───── 引用文
小泉純一郎首相の制度改革の要のひとつに国から地方への税源、財源、権限等の移譲にに関するいわゆる「三位一体改革」がある。
この三位一体改革に、当初から疑義、異論を唱え、さらに対案を模索してきたふたりの知事が今後連携する可能性がでてきた。
田中康夫長野県知事と石原慎太郎東京都知事だ。
両知事は、歯に衣着せぬ物言い、ブレない理念で国民的な知名度抜群、今や並みいる大臣や国会議員も、まともなディベートを挑めない希有な作家出身の政治家である。
総務官僚主導の現在の三位一体改革、すなわち国から地方への税源、財源、権限は、どうみても中央集権的で国の都合による地方制度改革となっている。まさに矛盾に満ちた地方制度改革となっている。
常日頃、国家像や思想で対極に位置する両知事だが、今回、国の本末転倒な地方制度改革に明確かつ連携して反対。同時に本来あるべき地方制度改革について政策提案、実行を模索する模様だ。
日本の知事の多くが、日本社会の革命、改革を忘れ、「観客民主主義」と「手続民主主義」に陥っている。その最中、有言実行タイプのご両人が地方制度改革をリードすれば、何が問題か、どうすればよいかが国民の眼前に明確になるだろう。
──────────
» 課題の内容
三位一体改革と両知事についての引用文を、最後の文の後から書き継ぐこと。 資料は参照しなくてよい。
───── 元データ
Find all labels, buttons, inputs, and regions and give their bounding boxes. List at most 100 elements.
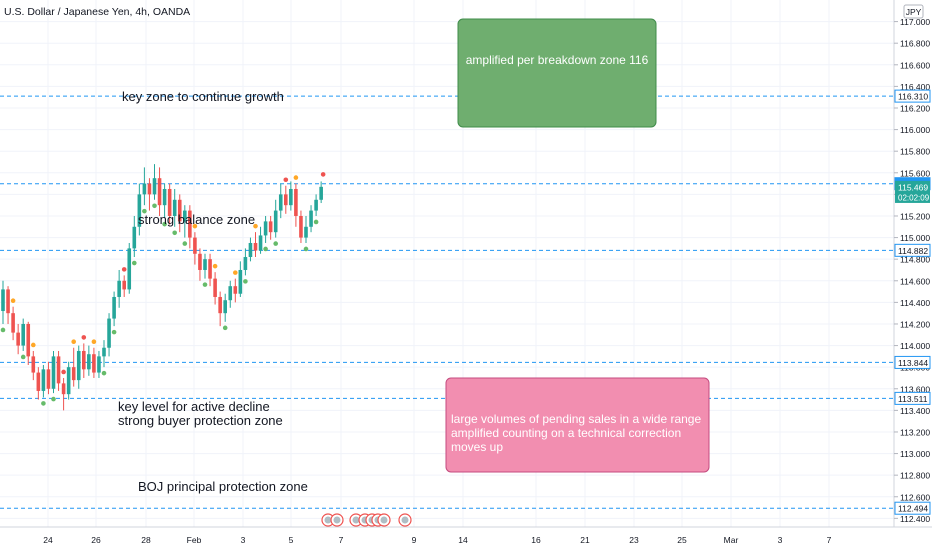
──────────
» 出力
小異を持ちつつ地方制度改革と言う大同で連携、タッグすることを大いに期待したい。
国と地方の税財政を見直す三位一体改革をめぐり、全国知事会(会長・梶原拓岐阜県知事)など地方6団体による補助金削減協議が大詰めを迎える中、田中康夫長野県知事が12日、都内で石原慎太郎東京都知事と会談した。焦点の義務教育費国庫負担金の削減について両知事は共に反対の姿勢を示しており、知事会議に向けた対応策も話題になったとみられる。
三位一体改革では、06年度までに国から地方に3兆円が税源移譲され、地方6団体は、国庫補助負担金削減案の提出を求められている。全国知事会では、これまでに、中学校教職員給与分9000億円を含む3兆3000億円の削減案のたたき台を作成。18、19日に新潟市で開かれる全国知事会議で最終協議する予定だ。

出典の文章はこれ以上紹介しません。